**Supplied passage**
[Start of section]

Summarization loses information. That is the point — it is a lossy compression. What gets lost is unpredictable. A detail that seemed minor at step 2 may be critical at step 10. We had a workflow where a supplier minimum order quantity established at step 2 was summarized away as "initial supplier constraints were discussed," and the agent at step 9 placed an order below the minimum because the specific number was gone.
The practical rule: summarize narrative context aggressively. Never summarize structured decisions, commitments, or constraint values — those go into the structured state store (more on this in the checkpoint pattern section below), not into the context window.
What to keep and what to evict
Not everything in the context window has equal value at every step. A good eviction policy is not "drop the oldest tokens" — that is what providers do when you hit the limit. A good eviction policy is one you design based on what the model actually needs to reason correctly at each step of the workflow.
Things that should almost never be evicted from the active context: the system prompt, the current step's input and task definition, structured decisions made in prior steps (not the narrative — the actual values), and any constraint or rule established earlier that governs later steps.
Things that compress well: intermediate reasoning traces, tool call chains where the final output is what matters and the intermediate steps are scaffolding, retrieved documents that informed a decision already made, and status updates that have since been superseded.

[End of section]

**Document understanding data**
[Start of section]

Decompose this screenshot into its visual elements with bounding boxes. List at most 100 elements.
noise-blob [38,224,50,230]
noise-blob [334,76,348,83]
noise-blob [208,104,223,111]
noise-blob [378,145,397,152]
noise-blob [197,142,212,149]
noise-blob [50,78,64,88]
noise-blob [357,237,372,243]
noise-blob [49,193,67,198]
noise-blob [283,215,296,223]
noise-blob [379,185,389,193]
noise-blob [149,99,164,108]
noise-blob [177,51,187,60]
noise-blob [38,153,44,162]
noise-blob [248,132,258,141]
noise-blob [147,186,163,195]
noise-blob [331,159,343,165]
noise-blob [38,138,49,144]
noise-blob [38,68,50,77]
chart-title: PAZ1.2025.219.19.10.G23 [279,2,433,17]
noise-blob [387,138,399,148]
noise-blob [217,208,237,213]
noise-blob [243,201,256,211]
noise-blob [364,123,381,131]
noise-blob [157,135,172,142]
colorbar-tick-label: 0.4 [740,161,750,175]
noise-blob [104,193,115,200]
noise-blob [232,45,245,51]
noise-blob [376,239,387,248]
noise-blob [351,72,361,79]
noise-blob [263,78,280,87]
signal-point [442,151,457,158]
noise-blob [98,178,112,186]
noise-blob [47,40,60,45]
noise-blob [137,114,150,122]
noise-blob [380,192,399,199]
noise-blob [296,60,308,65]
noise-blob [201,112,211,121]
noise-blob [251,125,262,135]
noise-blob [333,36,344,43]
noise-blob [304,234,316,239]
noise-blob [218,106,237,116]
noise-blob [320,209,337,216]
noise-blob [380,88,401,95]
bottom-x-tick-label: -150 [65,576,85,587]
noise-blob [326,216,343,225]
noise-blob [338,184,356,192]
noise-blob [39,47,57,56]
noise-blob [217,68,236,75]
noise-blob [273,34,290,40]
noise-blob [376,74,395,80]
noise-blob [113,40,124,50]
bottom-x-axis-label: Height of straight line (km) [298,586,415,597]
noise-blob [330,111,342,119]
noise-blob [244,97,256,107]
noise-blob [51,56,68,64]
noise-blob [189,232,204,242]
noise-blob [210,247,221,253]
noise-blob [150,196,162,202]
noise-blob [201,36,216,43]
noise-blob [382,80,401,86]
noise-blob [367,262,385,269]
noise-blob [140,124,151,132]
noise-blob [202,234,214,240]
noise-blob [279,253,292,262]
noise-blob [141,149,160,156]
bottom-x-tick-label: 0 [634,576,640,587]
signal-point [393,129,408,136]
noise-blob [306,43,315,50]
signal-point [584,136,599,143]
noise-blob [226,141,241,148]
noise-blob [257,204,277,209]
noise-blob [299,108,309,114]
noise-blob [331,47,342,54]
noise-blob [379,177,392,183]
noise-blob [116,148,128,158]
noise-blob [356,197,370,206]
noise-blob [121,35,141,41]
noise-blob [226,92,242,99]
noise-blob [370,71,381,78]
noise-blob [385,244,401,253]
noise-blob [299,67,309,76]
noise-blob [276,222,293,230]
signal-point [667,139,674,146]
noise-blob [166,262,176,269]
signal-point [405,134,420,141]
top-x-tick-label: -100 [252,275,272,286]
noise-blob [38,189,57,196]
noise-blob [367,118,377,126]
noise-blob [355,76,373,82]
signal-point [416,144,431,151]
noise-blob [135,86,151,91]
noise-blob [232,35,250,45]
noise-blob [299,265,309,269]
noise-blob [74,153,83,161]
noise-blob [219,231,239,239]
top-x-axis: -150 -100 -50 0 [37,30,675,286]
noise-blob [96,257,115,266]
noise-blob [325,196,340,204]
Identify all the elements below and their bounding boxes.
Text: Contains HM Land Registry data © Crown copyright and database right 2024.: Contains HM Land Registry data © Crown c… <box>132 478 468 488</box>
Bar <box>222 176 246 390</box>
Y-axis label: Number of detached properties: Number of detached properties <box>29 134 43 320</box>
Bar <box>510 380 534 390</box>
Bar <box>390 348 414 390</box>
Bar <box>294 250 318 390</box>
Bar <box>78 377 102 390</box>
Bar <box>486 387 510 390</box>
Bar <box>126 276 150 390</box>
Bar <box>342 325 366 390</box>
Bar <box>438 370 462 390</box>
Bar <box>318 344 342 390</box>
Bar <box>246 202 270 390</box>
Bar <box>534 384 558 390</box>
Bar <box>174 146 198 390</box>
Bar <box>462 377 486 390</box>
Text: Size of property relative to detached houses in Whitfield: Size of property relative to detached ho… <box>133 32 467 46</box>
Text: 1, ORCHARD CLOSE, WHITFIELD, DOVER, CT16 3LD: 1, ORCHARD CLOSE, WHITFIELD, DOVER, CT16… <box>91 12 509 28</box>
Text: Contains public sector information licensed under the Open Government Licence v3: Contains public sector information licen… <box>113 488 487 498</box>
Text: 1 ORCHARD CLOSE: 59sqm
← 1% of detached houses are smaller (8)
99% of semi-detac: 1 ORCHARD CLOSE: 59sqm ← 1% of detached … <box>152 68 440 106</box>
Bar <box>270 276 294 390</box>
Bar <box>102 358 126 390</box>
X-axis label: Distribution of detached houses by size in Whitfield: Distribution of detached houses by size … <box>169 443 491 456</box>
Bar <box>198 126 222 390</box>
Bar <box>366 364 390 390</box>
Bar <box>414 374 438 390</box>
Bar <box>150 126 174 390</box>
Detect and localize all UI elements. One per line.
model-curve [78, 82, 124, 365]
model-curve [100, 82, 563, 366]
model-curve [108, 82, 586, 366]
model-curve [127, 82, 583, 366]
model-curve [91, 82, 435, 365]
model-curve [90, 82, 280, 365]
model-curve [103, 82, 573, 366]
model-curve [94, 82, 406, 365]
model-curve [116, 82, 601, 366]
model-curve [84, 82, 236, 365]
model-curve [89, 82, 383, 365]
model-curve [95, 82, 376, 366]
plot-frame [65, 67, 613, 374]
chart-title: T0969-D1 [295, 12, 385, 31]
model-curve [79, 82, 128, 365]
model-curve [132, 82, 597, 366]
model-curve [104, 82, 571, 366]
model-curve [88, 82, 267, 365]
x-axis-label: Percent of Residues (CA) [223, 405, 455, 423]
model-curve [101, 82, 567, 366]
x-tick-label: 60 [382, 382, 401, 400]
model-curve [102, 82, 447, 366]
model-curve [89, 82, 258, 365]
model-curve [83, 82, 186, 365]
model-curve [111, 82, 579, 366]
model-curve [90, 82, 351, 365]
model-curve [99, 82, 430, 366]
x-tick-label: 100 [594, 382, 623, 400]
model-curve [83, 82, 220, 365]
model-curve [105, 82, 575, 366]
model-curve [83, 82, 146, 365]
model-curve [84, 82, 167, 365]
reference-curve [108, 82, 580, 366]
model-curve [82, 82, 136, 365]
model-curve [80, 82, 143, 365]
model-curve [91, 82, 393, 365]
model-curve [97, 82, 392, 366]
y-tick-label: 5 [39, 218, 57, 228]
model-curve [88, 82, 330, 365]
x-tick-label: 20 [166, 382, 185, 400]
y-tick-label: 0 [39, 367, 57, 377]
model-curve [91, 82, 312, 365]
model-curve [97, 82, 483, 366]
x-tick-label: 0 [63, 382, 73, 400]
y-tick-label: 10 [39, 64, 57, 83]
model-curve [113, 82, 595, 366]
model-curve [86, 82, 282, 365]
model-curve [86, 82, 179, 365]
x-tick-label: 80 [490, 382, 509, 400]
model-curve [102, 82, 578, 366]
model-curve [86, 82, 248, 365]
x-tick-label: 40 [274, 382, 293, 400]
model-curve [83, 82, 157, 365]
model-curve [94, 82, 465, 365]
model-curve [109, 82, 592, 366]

[End of section]

**Tasks to perform**
- A) List every item that the passage on context eviction says compresses well.
- B) In the passage on context eviction, what did the agent at step 9 do after the supplier detail was summarized away?

**Your responses**
- A)
- Intermediate reasoning traces
- Tool call chains where the final output is what matters and the intermediate steps are scaffolding
- Retrieved documents that informed a decision already made
- Status updates that have since been superseded

- B) It placed an order below the supplier's minimum order quantity.